> **Instructions for the task**
Below are some records. Copy every line in them that holds "this".

[Figure collection entries]
--- START ---
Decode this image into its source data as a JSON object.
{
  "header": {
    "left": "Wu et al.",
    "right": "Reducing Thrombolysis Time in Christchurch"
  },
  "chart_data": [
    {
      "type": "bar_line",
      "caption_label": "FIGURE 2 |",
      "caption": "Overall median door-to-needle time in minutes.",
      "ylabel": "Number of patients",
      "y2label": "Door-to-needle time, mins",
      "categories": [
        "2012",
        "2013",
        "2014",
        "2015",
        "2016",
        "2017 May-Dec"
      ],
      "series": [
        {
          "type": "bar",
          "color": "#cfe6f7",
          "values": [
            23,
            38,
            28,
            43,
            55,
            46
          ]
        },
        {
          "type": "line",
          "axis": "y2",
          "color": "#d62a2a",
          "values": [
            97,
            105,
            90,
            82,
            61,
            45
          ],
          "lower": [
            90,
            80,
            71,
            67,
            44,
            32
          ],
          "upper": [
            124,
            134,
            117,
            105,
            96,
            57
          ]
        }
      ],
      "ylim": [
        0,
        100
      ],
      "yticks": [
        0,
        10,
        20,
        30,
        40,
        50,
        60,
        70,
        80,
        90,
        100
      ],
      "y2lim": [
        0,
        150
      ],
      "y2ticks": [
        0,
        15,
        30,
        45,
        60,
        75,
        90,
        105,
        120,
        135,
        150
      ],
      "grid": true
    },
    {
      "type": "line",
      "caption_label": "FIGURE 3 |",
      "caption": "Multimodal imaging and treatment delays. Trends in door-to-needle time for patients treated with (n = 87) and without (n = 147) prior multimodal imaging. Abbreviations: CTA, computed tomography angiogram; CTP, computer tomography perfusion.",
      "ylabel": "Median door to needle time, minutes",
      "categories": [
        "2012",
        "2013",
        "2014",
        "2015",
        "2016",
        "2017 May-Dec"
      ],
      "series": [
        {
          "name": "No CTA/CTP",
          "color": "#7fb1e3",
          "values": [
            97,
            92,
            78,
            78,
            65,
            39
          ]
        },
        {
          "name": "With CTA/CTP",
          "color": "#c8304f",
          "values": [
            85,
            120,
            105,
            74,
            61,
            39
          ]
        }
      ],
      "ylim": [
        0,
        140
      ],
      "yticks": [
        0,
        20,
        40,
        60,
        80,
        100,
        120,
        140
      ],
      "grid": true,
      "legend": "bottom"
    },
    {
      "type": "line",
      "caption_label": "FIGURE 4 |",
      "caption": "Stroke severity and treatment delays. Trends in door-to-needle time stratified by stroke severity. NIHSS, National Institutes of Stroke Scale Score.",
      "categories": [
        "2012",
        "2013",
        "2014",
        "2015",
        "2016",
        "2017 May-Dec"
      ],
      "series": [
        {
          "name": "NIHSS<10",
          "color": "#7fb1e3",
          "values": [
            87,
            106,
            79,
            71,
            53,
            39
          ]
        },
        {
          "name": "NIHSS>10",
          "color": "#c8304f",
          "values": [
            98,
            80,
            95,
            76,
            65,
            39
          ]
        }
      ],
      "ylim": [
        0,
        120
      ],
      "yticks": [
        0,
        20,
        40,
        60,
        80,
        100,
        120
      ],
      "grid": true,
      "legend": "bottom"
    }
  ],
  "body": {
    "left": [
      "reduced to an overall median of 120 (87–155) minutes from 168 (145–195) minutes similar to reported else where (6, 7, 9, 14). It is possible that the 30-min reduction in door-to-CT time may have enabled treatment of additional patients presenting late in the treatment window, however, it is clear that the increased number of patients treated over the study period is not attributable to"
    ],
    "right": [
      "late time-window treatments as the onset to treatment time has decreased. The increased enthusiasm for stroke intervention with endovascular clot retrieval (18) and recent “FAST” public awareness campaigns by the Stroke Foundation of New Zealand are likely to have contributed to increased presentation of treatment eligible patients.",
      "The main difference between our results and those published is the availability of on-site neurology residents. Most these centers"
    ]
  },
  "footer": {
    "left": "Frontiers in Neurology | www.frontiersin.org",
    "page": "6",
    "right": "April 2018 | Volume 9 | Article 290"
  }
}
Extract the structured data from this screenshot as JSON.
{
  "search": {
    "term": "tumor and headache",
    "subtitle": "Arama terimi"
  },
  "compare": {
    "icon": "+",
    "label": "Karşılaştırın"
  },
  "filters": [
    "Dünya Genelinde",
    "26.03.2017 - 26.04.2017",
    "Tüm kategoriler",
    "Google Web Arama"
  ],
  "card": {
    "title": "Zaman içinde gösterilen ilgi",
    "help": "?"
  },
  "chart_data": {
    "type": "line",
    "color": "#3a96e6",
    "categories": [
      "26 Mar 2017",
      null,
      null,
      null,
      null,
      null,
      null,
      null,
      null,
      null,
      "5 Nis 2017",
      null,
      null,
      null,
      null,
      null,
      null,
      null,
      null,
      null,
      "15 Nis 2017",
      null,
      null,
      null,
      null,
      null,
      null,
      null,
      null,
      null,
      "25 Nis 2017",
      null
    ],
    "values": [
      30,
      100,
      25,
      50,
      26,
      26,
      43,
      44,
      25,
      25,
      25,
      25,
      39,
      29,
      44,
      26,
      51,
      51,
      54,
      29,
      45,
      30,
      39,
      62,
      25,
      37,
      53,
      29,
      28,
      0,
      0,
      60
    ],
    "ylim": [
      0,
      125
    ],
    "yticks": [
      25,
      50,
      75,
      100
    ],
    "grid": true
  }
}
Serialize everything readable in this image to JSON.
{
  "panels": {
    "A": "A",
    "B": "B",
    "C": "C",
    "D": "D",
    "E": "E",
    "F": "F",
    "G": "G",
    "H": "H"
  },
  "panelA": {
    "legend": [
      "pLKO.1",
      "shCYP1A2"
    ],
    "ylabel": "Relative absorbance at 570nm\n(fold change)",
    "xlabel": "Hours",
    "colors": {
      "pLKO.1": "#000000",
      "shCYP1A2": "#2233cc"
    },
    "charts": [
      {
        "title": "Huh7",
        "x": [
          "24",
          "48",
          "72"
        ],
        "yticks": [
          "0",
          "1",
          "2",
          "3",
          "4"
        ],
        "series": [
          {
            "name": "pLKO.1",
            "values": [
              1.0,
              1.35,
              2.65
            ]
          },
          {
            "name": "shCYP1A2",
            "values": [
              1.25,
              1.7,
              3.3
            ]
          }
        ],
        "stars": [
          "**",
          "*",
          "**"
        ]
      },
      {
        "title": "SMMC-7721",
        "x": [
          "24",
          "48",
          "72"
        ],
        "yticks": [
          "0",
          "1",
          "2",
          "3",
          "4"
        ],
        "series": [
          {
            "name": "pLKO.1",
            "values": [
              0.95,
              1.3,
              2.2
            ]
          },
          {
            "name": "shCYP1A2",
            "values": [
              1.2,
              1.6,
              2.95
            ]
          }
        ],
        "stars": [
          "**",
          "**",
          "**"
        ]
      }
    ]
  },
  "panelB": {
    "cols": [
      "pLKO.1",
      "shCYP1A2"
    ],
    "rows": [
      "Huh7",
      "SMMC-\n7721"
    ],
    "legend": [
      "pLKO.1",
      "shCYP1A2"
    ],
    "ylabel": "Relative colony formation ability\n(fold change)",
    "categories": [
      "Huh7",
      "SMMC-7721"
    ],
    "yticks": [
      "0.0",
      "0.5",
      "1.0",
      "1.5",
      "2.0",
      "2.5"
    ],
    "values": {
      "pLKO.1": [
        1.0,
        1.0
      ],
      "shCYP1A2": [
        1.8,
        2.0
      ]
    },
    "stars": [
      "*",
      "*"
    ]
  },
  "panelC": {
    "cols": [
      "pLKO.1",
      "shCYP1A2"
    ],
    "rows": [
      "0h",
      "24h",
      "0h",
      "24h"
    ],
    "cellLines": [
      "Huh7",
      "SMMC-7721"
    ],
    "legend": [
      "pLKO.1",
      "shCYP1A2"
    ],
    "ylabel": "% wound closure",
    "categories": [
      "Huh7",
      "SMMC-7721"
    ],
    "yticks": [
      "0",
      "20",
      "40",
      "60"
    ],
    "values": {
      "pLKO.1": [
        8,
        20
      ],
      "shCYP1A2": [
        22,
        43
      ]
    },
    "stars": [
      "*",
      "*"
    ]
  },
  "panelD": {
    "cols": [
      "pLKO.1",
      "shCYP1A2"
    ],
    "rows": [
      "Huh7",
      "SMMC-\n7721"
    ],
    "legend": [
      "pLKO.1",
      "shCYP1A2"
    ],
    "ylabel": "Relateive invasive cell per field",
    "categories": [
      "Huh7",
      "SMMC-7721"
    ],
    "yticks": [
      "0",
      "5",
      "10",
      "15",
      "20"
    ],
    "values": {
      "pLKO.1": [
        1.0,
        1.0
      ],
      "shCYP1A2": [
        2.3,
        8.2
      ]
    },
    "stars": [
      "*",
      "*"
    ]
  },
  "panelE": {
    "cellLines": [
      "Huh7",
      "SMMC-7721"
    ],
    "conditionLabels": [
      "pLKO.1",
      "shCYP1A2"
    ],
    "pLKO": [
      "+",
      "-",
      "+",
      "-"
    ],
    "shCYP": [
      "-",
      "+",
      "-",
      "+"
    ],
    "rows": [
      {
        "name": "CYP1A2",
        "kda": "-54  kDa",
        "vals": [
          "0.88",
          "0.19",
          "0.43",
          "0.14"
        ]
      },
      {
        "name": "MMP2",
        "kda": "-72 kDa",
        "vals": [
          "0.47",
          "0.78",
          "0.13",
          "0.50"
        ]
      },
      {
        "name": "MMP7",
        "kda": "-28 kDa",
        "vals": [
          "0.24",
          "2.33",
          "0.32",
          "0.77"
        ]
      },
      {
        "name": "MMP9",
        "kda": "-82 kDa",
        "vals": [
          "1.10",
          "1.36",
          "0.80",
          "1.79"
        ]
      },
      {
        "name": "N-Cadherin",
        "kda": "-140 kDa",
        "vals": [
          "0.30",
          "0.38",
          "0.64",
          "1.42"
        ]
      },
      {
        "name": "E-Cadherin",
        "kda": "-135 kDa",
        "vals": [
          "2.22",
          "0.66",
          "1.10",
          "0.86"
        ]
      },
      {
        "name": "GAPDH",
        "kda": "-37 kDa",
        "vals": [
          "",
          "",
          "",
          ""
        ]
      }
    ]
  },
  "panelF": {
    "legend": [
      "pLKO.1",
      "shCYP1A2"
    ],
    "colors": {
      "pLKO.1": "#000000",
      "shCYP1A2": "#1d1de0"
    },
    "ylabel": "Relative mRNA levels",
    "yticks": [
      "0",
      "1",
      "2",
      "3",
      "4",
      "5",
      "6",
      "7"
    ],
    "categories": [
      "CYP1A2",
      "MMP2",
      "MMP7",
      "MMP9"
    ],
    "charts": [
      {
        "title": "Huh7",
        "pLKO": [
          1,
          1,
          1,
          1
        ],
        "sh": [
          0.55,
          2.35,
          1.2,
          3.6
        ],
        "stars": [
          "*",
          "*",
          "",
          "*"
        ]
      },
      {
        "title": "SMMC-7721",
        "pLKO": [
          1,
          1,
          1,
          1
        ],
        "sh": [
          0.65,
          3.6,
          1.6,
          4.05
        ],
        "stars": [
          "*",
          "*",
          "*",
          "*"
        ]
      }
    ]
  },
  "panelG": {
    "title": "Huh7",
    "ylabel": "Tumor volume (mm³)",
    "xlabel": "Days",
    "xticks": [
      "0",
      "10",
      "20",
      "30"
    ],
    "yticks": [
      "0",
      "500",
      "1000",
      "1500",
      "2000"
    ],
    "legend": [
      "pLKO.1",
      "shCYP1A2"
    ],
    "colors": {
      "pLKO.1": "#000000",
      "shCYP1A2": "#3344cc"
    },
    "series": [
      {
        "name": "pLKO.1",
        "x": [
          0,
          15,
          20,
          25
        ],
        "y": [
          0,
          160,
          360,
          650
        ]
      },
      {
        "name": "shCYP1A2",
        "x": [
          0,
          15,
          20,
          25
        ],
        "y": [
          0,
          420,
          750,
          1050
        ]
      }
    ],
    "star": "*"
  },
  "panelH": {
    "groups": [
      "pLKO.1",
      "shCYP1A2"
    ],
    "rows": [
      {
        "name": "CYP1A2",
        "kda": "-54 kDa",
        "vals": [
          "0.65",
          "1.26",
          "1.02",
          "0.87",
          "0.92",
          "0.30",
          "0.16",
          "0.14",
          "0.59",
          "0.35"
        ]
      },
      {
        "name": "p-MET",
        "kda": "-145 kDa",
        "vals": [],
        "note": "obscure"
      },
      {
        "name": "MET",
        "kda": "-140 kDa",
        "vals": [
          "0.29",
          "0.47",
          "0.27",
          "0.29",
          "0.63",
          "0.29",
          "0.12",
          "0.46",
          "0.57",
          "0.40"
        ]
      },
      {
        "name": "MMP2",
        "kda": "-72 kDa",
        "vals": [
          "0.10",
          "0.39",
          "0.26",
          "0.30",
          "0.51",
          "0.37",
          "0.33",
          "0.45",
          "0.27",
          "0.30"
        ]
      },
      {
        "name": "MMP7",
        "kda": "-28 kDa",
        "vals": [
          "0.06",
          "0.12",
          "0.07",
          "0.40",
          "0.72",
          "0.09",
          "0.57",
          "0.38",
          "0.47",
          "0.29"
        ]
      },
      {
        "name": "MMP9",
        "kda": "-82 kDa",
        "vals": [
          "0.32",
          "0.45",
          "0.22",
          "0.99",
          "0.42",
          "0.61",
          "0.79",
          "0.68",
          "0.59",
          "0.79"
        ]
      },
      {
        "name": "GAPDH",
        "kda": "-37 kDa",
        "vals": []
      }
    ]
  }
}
--- END ---
> **Completed exercise**
Decode this image into its source data as a JSON object.
Extract the structured data from this screenshot as JSON.
Serialize everything readable in this image to JSON.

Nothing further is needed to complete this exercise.